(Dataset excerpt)
╭──

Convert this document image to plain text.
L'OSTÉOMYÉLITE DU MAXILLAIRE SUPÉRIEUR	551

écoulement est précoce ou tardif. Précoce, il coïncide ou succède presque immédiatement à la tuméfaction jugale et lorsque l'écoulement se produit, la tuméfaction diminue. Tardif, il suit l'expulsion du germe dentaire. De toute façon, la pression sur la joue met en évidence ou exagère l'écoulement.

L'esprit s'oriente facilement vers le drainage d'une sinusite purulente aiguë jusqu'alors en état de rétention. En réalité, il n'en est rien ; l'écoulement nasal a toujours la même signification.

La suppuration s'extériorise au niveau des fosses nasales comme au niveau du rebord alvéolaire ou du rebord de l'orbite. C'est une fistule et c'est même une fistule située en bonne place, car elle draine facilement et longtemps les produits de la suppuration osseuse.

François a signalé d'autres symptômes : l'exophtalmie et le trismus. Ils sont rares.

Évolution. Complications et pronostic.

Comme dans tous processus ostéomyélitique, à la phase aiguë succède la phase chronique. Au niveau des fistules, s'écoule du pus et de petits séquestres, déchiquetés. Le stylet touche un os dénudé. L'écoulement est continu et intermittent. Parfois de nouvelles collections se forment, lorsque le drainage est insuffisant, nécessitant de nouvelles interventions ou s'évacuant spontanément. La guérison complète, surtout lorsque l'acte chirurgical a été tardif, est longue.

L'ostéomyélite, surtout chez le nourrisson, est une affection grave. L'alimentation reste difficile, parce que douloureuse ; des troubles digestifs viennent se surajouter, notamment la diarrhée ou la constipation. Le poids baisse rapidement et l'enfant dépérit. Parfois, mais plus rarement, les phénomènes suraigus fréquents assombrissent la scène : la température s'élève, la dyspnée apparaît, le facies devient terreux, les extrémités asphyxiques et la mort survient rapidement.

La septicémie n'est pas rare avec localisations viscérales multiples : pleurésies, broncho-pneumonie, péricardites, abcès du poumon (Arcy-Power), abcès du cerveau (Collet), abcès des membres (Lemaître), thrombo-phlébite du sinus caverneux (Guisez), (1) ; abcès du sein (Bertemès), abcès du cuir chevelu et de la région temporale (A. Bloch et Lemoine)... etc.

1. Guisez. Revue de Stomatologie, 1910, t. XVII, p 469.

╰──

Given exercise: All of the entries above must be quoted exactly.

Response for this exercise:
Convert this document image to plain text.
L'OSTÉOMYÉLITE DU MAXILLAIRE SUPÉRIEUR	551

écoulement est précoce ou tardif. Précoce, il coïncide ou succède presque immédiatement à la tuméfaction jugale et lorsque l'écoulement se produit, la tuméfaction diminue. Tardif, il suit l'expulsion du germe dentaire. De toute façon, la pression sur la joue met en évidence ou exagère l'écoulement.

L'esprit s'oriente facilement vers le drainage d'une sinusite purulente aiguë jusqu'alors en état de rétention. En réalité, il n'en est rien ; l'écoulement nasal a toujours la même signification.

La suppuration s'extériorise au niveau des fosses nasales comme au niveau du rebord alvéolaire ou du rebord de l'orbite. C'est une fistule et c'est même une fistule située en bonne place, car elle draine facilement et longtemps les produits de la suppuration osseuse.

François a signalé d'autres symptômes : l'exophtalmie et le trismus. Ils sont rares.

Évolution. Complications et pronostic.

Comme dans tous processus ostéomyélitique, à la phase aiguë succède la phase chronique. Au niveau des fistules, s'écoule du pus et de petits séquestres, déchiquetés. Le stylet touche un os dénudé. L'écoulement est continu et intermittent. Parfois de nouvelles collections se forment, lorsque le drainage est insuffisant, nécessitant de nouvelles interventions ou s'évacuant spontanément. La guérison complète, surtout lorsque l'acte chirurgical a été tardif, est longue.

L'ostéomyélite, surtout chez le nourrisson, est une affection grave. L'alimentation reste difficile, parce que douloureuse ; des troubles digestifs viennent se surajouter, notamment la diarrhée ou la constipation. Le poids baisse rapidement et l'enfant dépérit. Parfois, mais plus rarement, les phénomènes suraigus fréquents assombrissent la scène : la température s'élève, la dyspnée apparaît, le facies devient terreux, les extrémités asphyxiques et la mort survient rapidement.

La septicémie n'est pas rare avec localisations viscérales multiples : pleurésies, broncho-pneumonie, péricardites, abcès du poumon (Arcy-Power), abcès du cerveau (Collet), abcès des membres (Lemaître), thrombo-phlébite du sinus caverneux (Guisez), (1) ; abcès du sein (Bertemès), abcès du cuir chevelu et de la région temporale (A. Bloch et Lemoine)... etc.

1. Guisez. Revue de Stomatologie, 1910, t. XVII, p 469.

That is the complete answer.